* _REQUIRED TASK_: Scan the listing and work out how many lines contain the word "JSON". Nothing but the number should be given.

--- Start of DATA FOR THIS TASK ---

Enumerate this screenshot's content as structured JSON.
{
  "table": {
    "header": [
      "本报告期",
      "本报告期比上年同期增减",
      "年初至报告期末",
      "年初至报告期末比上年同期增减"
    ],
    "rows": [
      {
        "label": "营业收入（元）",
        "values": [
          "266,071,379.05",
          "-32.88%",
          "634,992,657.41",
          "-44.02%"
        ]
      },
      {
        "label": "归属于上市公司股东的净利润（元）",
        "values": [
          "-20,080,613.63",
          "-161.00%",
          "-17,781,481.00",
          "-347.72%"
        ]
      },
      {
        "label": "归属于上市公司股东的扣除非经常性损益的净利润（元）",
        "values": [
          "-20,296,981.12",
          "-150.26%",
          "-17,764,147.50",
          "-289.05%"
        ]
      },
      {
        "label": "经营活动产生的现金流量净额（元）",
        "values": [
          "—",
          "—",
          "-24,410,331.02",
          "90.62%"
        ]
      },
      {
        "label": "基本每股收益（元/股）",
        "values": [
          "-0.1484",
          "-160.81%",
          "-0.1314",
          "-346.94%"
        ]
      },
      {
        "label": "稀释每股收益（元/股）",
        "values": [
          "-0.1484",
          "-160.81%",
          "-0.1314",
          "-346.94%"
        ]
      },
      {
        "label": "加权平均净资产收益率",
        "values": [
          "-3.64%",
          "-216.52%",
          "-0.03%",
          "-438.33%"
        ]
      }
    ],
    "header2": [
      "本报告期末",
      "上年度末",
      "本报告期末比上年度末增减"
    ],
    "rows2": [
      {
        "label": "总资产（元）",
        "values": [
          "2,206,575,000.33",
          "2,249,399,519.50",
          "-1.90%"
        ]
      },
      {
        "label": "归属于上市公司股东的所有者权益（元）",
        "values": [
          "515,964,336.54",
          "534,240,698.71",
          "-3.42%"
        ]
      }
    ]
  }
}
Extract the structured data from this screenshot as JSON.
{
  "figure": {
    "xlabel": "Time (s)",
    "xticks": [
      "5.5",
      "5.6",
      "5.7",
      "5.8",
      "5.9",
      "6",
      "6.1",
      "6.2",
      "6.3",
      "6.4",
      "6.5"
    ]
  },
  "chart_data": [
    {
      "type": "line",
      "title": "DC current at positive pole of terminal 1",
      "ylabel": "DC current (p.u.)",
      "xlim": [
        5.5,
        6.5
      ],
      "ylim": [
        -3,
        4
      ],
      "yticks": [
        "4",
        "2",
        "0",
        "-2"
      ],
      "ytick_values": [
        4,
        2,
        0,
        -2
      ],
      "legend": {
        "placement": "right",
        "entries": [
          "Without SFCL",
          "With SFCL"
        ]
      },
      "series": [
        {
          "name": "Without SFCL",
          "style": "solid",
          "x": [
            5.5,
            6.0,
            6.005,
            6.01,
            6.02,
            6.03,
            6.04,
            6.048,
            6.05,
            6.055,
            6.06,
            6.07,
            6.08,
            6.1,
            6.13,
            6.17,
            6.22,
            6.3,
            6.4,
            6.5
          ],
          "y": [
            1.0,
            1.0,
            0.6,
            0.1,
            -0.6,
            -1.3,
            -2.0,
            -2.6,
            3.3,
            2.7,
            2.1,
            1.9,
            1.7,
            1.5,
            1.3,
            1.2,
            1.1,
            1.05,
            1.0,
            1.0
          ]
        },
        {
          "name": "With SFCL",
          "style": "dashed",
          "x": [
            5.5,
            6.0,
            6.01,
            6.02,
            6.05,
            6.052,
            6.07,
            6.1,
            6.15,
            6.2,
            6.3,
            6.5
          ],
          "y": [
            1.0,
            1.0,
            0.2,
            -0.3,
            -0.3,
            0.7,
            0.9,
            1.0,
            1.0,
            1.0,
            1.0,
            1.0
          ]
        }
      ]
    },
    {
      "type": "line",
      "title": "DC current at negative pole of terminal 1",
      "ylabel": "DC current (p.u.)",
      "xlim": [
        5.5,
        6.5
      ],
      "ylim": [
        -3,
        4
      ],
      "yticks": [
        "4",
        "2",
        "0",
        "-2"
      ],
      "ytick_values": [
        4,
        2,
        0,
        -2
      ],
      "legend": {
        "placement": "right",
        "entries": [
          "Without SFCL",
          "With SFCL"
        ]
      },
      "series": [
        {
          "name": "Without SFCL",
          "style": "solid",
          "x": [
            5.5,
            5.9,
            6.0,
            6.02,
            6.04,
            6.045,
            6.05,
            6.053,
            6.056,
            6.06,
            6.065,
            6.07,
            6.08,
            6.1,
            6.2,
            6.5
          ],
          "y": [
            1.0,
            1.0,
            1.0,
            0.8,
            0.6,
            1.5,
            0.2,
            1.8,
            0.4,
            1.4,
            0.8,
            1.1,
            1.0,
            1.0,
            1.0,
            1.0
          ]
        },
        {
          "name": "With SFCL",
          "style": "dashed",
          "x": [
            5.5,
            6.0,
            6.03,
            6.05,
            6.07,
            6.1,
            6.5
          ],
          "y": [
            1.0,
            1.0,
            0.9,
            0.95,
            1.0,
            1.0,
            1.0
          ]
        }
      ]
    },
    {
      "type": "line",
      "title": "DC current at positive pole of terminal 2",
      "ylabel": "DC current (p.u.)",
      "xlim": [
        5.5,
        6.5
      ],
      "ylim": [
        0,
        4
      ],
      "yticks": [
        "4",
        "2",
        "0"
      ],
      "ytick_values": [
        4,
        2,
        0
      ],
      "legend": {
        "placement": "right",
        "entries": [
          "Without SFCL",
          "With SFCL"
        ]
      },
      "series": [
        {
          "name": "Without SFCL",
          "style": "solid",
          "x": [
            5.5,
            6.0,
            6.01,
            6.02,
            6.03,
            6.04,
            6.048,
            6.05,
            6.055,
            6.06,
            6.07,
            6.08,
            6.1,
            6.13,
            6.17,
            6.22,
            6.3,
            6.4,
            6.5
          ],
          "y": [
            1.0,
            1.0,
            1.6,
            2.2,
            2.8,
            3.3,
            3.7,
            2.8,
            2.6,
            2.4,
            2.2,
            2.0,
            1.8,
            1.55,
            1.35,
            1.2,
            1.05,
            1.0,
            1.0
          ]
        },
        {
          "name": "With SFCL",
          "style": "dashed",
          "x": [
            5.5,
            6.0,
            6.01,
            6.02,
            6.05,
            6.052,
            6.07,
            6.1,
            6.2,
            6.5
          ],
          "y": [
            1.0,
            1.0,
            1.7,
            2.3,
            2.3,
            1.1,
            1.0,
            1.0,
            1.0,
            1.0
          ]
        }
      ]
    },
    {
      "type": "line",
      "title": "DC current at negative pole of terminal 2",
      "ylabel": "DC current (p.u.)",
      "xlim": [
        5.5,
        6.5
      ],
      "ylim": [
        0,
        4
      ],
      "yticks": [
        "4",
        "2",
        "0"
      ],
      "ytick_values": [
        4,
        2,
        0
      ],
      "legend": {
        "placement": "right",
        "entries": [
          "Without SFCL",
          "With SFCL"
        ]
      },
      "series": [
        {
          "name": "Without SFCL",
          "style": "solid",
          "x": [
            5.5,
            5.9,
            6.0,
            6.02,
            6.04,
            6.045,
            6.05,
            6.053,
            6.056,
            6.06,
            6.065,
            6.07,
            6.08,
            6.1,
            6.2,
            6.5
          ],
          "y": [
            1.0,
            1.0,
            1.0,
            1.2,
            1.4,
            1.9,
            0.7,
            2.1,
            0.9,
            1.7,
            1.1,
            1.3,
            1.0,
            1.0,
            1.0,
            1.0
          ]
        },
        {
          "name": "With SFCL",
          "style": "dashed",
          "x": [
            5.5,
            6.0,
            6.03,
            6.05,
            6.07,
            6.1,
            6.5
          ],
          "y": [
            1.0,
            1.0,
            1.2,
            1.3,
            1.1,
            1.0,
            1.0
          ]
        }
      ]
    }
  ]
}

--- End of DATA FOR THIS TASK ---

* _OUTPUT OF THE EXERCISE_: 2